**Short exercise:** The records below must be copied in full; omit the images.
>> BEGIN Extracted material
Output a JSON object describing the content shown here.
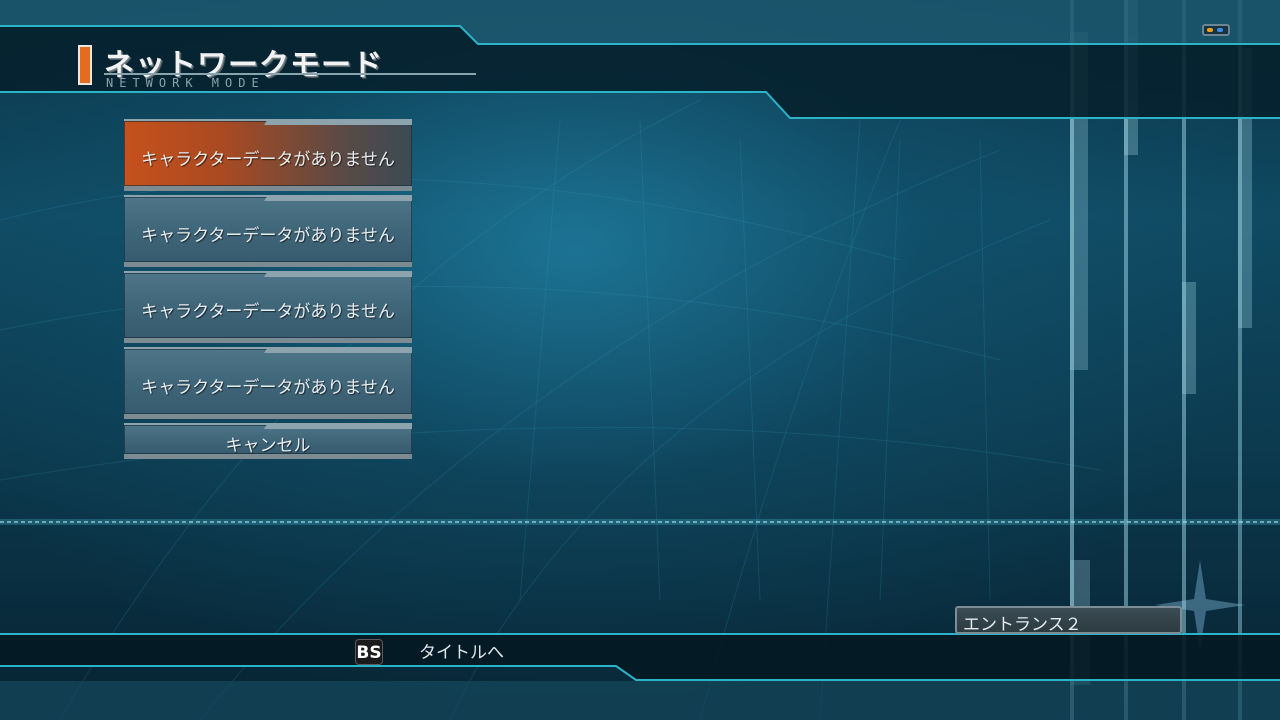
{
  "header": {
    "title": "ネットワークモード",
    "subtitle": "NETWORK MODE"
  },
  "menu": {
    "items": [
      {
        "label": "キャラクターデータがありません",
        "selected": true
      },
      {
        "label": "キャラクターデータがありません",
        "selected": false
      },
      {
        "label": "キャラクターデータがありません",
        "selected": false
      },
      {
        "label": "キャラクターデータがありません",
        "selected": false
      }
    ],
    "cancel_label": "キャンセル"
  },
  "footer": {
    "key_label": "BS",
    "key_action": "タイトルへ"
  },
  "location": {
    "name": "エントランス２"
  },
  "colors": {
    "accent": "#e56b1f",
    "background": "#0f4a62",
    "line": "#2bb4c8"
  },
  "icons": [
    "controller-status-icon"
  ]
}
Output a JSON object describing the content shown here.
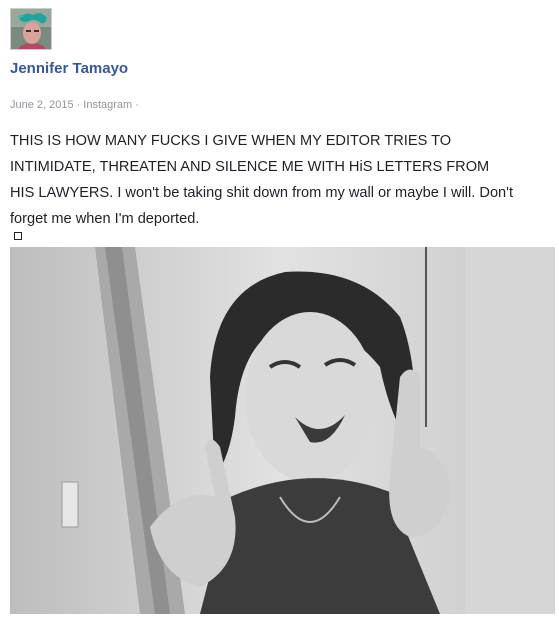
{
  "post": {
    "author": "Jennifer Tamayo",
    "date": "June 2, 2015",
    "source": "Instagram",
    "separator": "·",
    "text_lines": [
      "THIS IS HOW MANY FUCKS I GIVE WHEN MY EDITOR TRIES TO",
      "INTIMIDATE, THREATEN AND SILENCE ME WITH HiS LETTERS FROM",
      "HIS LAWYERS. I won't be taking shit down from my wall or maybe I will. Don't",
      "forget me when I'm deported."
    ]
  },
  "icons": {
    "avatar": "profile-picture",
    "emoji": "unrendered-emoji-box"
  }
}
>> END Extracted material
**Task response:**
Output a JSON object describing the content shown here.
{
  "header": {
    "title": "ネットワークモード",
    "subtitle": "NETWORK MODE"
  },
  "menu": {
    "items": [
      {
        "label": "キャラクターデータがありません",
        "selected": true
      },
      {
        "label": "キャラクターデータがありません",
        "selected": false
      },
      {
        "label": "キャラクターデータがありません",
        "selected": false
      },
      {
        "label": "キャラクターデータがありません",
        "selected": false
      }
    ],
    "cancel_label": "キャンセル"
  },
  "footer": {
    "key_label": "BS",
    "key_action": "タイトルへ"
  },
  "location": {
    "name": "エントランス２"
  },
  "colors": {
    "accent": "#e56b1f",
    "background": "#0f4a62",
    "line": "#2bb4c8"
  },
  "icons": [
    "controller-status-icon"
  ]
}
Output a JSON object describing the content shown here.
{
  "post": {
    "author": "Jennifer Tamayo",
    "date": "June 2, 2015",
    "source": "Instagram",
    "separator": "·",
    "text_lines": [
      "THIS IS HOW MANY FUCKS I GIVE WHEN MY EDITOR TRIES TO",
      "INTIMIDATE, THREATEN AND SILENCE ME WITH HiS LETTERS FROM",
      "HIS LAWYERS. I won't be taking shit down from my wall or maybe I will. Don't",
      "forget me when I'm deported."
    ]
  },
  "icons": {
    "avatar": "profile-picture",
    "emoji": "unrendered-emoji-box"
  }
}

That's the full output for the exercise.